Stored entries

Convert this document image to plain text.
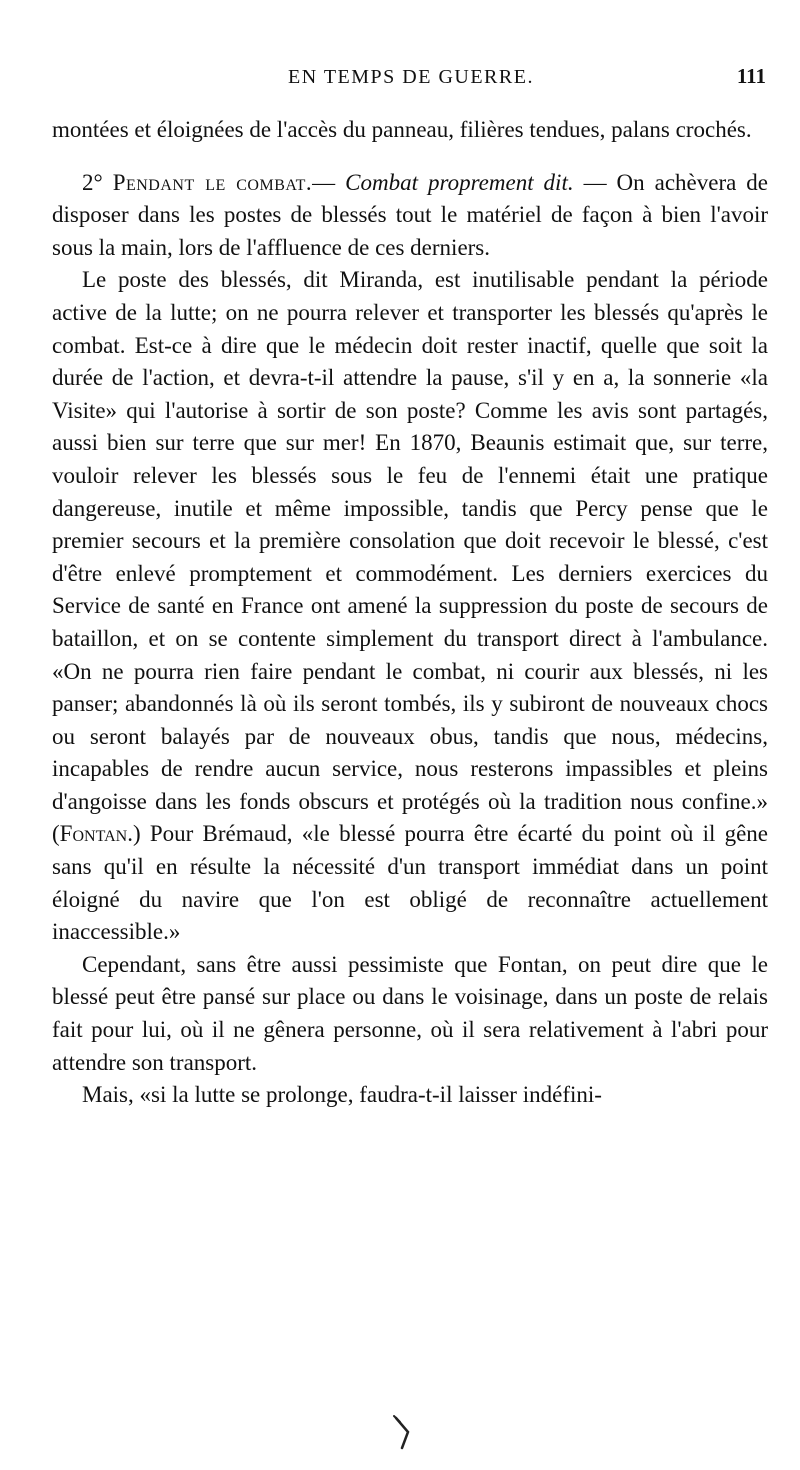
EN TEMPS DE GUERRE.	111

montées et éloignées de l'accès du panneau, filières tendues, palans crochés.

2° Pendant le combat.— Combat proprement dit. — On achèvera de disposer dans les postes de blessés tout le matériel de façon à bien l'avoir sous la main, lors de l'affluence de ces derniers.

Le poste des blessés, dit Miranda, est inutilisable pendant la période active de la lutte; on ne pourra relever et transporter les blessés qu'après le combat. Est-ce à dire que le médecin doit rester inactif, quelle que soit la durée de l'action, et devra-t-il attendre la pause, s'il y en a, la sonnerie «la Visite» qui l'autorise à sortir de son poste? Comme les avis sont partagés, aussi bien sur terre que sur mer! En 1870, Beaunis estimait que, sur terre, vouloir relever les blessés sous le feu de l'ennemi était une pratique dangereuse, inutile et même impossible, tandis que Percy pense que le premier secours et la première consolation que doit recevoir le blessé, c'est d'être enlevé promptement et commodément. Les derniers exercices du Service de santé en France ont amené la suppression du poste de secours de bataillon, et on se contente simplement du transport direct à l'ambulance. «On ne pourra rien faire pendant le combat, ni courir aux blessés, ni les panser; abandonnés là où ils seront tombés, ils y subiront de nouveaux chocs ou seront balayés par de nouveaux obus, tandis que nous, médecins, incapables de rendre aucun service, nous resterons impassibles et pleins d'angoisse dans les fonds obscurs et protégés où la tradition nous confine.» (Fontan.) Pour Brémaud, «le blessé pourra être écarté du point où il gêne sans qu'il en résulte la nécessité d'un transport immédiat dans un point éloigné du navire que l'on est obligé de reconnaître actuellement inaccessible.»

Cependant, sans être aussi pessimiste que Fontan, on peut dire que le blessé peut être pansé sur place ou dans le voisinage, dans un poste de relais fait pour lui, où il ne gênera personne, où il sera relativement à l'abri pour attendre son transport.

Mais, «si la lutte se prolonge, faudra-t-il laisser indéfini-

▸ **REQUIRED TASK**:
Reproduce the whole listing above word for word, but not its pictures.

▸ **SOLVED PROBLEM**:
Convert this document image to plain text.
EN TEMPS DE GUERRE.	111

montées et éloignées de l'accès du panneau, filières tendues, palans crochés.

2° Pendant le combat.— Combat proprement dit. — On achèvera de disposer dans les postes de blessés tout le matériel de façon à bien l'avoir sous la main, lors de l'affluence de ces derniers.

Le poste des blessés, dit Miranda, est inutilisable pendant la période active de la lutte; on ne pourra relever et transporter les blessés qu'après le combat. Est-ce à dire que le médecin doit rester inactif, quelle que soit la durée de l'action, et devra-t-il attendre la pause, s'il y en a, la sonnerie «la Visite» qui l'autorise à sortir de son poste? Comme les avis sont partagés, aussi bien sur terre que sur mer! En 1870, Beaunis estimait que, sur terre, vouloir relever les blessés sous le feu de l'ennemi était une pratique dangereuse, inutile et même impossible, tandis que Percy pense que le premier secours et la première consolation que doit recevoir le blessé, c'est d'être enlevé promptement et commodément. Les derniers exercices du Service de santé en France ont amené la suppression du poste de secours de bataillon, et on se contente simplement du transport direct à l'ambulance. «On ne pourra rien faire pendant le combat, ni courir aux blessés, ni les panser; abandonnés là où ils seront tombés, ils y subiront de nouveaux chocs ou seront balayés par de nouveaux obus, tandis que nous, médecins, incapables de rendre aucun service, nous resterons impassibles et pleins d'angoisse dans les fonds obscurs et protégés où la tradition nous confine.» (Fontan.) Pour Brémaud, «le blessé pourra être écarté du point où il gêne sans qu'il en résulte la nécessité d'un transport immédiat dans un point éloigné du navire que l'on est obligé de reconnaître actuellement inaccessible.»

Cependant, sans être aussi pessimiste que Fontan, on peut dire que le blessé peut être pansé sur place ou dans le voisinage, dans un poste de relais fait pour lui, où il ne gênera personne, où il sera relativement à l'abri pour attendre son transport.

Mais, «si la lutte se prolonge, faudra-t-il laisser indéfini-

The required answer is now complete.